_Exercise requirements_
Repeat the full listing, word for word.

_Provided entries_
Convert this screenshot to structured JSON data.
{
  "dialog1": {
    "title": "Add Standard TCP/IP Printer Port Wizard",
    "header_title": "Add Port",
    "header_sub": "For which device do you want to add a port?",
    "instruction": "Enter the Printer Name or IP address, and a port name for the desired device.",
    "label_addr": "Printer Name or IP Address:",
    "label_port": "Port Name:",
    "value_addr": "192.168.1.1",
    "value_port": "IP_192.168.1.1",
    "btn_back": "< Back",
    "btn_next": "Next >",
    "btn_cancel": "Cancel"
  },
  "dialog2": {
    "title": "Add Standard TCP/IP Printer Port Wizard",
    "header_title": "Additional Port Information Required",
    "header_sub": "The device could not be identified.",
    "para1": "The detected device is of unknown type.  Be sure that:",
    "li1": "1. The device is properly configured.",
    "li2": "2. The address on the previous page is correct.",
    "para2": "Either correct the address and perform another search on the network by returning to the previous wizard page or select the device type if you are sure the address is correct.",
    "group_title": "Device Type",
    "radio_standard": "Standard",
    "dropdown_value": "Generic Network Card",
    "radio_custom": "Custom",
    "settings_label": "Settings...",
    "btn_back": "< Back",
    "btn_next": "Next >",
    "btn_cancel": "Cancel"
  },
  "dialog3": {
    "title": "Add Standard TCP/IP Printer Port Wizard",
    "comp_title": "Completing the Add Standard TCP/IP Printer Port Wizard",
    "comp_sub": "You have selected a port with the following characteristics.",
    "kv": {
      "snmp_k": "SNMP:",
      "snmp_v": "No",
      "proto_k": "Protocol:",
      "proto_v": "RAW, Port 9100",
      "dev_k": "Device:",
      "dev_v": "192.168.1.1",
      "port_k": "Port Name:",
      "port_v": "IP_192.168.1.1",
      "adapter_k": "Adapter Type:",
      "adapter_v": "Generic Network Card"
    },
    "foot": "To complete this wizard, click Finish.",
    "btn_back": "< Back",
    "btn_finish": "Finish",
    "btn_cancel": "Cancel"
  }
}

_The completed task_
Convert this screenshot to structured JSON data.
{
  "dialog1": {
    "title": "Add Standard TCP/IP Printer Port Wizard",
    "header_title": "Add Port",
    "header_sub": "For which device do you want to add a port?",
    "instruction": "Enter the Printer Name or IP address, and a port name for the desired device.",
    "label_addr": "Printer Name or IP Address:",
    "label_port": "Port Name:",
    "value_addr": "192.168.1.1",
    "value_port": "IP_192.168.1.1",
    "btn_back": "< Back",
    "btn_next": "Next >",
    "btn_cancel": "Cancel"
  },
  "dialog2": {
    "title": "Add Standard TCP/IP Printer Port Wizard",
    "header_title": "Additional Port Information Required",
    "header_sub": "The device could not be identified.",
    "para1": "The detected device is of unknown type.  Be sure that:",
    "li1": "1. The device is properly configured.",
    "li2": "2. The address on the previous page is correct.",
    "para2": "Either correct the address and perform another search on the network by returning to the previous wizard page or select the device type if you are sure the address is correct.",
    "group_title": "Device Type",
    "radio_standard": "Standard",
    "dropdown_value": "Generic Network Card",
    "radio_custom": "Custom",
    "settings_label": "Settings...",
    "btn_back": "< Back",
    "btn_next": "Next >",
    "btn_cancel": "Cancel"
  },
  "dialog3": {
    "title": "Add Standard TCP/IP Printer Port Wizard",
    "comp_title": "Completing the Add Standard TCP/IP Printer Port Wizard",
    "comp_sub": "You have selected a port with the following characteristics.",
    "kv": {
      "snmp_k": "SNMP:",
      "snmp_v": "No",
      "proto_k": "Protocol:",
      "proto_v": "RAW, Port 9100",
      "dev_k": "Device:",
      "dev_v": "192.168.1.1",
      "port_k": "Port Name:",
      "port_v": "IP_192.168.1.1",
      "adapter_k": "Adapter Type:",
      "adapter_v": "Generic Network Card"
    },
    "foot": "To complete this wizard, click Finish.",
    "btn_back": "< Back",
    "btn_finish": "Finish",
    "btn_cancel": "Cancel"
  }
}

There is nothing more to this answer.